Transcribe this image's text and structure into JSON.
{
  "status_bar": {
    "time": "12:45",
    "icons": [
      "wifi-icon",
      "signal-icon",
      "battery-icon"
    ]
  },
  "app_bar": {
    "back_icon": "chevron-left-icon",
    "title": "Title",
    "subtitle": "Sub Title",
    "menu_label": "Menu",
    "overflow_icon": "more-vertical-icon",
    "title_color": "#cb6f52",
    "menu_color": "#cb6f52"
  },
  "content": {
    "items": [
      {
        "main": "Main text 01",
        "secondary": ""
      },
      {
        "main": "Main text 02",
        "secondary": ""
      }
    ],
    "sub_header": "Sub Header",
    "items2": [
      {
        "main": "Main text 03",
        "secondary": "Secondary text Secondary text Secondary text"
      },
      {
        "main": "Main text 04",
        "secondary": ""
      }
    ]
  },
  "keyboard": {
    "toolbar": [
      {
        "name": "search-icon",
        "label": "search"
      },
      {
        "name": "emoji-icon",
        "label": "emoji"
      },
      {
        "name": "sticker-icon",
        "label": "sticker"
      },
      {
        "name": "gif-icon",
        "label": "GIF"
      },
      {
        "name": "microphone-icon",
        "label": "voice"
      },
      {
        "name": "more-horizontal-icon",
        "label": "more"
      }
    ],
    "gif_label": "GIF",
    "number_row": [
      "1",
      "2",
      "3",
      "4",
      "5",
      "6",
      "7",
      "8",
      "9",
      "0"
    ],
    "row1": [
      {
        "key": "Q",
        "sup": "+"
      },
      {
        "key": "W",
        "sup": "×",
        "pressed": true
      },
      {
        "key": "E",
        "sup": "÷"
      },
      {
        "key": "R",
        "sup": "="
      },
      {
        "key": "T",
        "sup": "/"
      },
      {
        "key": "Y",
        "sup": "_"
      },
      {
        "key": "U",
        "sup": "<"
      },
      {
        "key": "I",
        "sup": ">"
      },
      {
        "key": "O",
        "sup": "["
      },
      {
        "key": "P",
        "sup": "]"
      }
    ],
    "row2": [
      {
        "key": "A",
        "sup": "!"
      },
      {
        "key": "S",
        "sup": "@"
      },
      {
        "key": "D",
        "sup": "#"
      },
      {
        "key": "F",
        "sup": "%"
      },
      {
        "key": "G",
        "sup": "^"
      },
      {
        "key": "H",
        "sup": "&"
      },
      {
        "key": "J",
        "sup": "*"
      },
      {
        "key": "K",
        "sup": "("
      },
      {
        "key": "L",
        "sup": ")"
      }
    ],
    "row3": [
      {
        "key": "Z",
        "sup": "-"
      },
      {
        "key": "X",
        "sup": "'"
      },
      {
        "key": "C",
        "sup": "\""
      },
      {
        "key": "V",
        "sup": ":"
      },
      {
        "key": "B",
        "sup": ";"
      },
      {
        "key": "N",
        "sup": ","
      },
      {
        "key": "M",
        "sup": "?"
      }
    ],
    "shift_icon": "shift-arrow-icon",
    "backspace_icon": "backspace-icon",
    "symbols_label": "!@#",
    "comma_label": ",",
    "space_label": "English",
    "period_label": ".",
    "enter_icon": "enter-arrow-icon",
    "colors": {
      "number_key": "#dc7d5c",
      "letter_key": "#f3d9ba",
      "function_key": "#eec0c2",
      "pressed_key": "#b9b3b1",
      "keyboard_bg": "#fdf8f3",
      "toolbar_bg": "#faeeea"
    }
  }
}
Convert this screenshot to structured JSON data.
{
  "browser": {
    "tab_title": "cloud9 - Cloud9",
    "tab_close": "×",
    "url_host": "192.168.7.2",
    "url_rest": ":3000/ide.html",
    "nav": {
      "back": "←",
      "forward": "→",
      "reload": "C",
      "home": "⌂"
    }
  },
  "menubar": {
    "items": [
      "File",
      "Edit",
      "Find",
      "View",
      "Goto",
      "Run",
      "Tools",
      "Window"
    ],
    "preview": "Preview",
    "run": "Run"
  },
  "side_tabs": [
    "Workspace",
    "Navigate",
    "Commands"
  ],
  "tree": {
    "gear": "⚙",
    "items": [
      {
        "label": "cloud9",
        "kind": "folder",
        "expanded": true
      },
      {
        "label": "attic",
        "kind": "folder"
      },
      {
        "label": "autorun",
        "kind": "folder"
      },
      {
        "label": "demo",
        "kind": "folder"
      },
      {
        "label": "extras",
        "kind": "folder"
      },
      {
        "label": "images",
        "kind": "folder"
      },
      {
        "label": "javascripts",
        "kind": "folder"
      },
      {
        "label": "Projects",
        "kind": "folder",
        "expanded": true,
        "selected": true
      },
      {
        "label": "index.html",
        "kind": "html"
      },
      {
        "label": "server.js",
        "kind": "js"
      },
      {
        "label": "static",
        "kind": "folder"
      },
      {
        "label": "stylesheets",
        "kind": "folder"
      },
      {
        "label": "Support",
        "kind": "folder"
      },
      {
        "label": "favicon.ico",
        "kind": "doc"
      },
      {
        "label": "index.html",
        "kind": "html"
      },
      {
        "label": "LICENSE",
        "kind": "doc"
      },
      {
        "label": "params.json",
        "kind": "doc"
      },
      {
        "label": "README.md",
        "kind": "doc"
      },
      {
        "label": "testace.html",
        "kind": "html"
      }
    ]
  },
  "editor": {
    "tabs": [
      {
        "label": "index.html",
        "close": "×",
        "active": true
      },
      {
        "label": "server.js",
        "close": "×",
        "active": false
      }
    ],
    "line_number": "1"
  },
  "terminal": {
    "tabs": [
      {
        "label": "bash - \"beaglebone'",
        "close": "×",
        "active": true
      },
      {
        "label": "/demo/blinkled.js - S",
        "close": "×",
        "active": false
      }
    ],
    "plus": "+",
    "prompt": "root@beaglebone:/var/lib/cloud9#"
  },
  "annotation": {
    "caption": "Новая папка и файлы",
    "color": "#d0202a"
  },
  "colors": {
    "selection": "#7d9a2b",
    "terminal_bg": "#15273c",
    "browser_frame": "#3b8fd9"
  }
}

◇ ◇ ◇ ◇ ◇ ◇ ◇

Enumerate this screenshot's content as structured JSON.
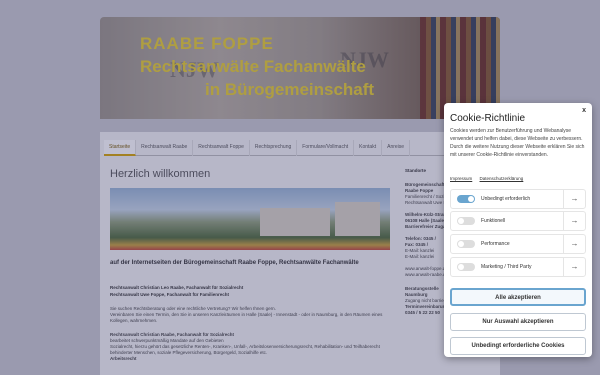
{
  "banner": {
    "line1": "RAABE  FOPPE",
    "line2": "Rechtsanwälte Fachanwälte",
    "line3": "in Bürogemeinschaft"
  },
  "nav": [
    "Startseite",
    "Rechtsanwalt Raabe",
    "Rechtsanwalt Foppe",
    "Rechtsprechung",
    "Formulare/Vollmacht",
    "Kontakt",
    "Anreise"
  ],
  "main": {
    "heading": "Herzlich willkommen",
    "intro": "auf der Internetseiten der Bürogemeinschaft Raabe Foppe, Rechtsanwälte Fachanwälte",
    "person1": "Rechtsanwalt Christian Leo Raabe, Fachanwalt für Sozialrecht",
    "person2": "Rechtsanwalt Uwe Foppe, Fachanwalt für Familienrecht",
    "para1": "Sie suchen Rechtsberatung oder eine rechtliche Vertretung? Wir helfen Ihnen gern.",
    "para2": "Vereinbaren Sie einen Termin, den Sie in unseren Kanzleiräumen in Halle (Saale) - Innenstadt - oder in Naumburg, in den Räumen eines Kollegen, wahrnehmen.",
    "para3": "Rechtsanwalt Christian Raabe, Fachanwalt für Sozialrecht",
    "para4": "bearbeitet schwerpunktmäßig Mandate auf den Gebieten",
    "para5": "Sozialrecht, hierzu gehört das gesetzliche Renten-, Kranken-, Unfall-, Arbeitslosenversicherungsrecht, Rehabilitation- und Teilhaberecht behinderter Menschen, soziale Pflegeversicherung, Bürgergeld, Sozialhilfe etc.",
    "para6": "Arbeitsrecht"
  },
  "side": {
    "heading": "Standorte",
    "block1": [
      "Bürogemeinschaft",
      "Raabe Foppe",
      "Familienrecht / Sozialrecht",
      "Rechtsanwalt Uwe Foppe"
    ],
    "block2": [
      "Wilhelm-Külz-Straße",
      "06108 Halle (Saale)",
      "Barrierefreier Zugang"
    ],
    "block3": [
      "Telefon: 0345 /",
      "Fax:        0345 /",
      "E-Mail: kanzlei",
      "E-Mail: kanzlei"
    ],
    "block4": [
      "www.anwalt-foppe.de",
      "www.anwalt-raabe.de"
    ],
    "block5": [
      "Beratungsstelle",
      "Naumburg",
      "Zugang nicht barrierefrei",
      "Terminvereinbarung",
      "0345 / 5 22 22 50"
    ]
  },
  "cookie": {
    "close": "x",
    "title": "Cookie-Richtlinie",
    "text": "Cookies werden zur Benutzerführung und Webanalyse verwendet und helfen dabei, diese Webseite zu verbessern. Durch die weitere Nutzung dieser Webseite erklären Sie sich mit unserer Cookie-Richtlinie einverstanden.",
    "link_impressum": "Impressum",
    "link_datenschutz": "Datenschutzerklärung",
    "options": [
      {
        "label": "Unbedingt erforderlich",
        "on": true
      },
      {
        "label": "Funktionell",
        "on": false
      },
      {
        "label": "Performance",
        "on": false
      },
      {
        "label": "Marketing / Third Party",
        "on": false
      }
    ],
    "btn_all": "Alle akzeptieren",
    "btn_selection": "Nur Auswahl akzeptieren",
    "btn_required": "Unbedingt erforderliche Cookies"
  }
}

◇ ◇ ◇ ◇ ◇ ◇ ◇

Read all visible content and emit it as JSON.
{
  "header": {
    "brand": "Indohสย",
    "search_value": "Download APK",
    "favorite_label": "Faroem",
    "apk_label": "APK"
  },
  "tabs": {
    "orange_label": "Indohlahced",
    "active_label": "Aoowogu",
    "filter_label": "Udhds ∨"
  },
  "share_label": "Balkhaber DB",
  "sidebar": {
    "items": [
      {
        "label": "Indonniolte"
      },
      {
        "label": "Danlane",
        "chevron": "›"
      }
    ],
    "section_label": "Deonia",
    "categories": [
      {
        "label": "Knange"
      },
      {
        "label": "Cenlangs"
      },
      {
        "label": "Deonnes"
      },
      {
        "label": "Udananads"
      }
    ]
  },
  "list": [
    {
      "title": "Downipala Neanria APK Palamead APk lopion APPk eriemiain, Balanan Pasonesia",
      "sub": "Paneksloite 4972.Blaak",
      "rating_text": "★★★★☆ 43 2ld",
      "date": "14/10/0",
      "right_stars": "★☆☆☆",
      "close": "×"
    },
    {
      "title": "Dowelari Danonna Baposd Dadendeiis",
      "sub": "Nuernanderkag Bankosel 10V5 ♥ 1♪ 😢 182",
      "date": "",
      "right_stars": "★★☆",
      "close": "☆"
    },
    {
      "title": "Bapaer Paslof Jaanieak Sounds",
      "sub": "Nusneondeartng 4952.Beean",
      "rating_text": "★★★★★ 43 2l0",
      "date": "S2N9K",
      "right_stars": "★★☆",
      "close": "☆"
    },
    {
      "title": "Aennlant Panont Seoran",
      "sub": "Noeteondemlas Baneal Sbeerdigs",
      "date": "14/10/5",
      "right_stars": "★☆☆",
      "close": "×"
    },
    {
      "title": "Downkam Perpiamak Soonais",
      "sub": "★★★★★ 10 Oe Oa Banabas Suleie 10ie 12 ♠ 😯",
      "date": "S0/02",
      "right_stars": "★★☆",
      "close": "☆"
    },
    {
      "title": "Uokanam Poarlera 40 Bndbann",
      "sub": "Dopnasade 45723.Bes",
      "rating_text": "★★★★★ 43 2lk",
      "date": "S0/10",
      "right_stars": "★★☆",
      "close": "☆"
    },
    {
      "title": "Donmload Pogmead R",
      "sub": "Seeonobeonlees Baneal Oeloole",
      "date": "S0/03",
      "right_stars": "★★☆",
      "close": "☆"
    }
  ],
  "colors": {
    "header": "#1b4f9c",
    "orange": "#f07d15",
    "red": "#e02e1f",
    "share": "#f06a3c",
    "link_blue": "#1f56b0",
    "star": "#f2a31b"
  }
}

◇ ◇ ◇ ◇ ◇ ◇ ◇

*What is needed:* Make a list of all lines in the data that contain "beaglebone".

*The output:*
        "label": "bash - \"beaglebone'",
    "prompt": "root@beaglebone:/var/lib/cloud9#"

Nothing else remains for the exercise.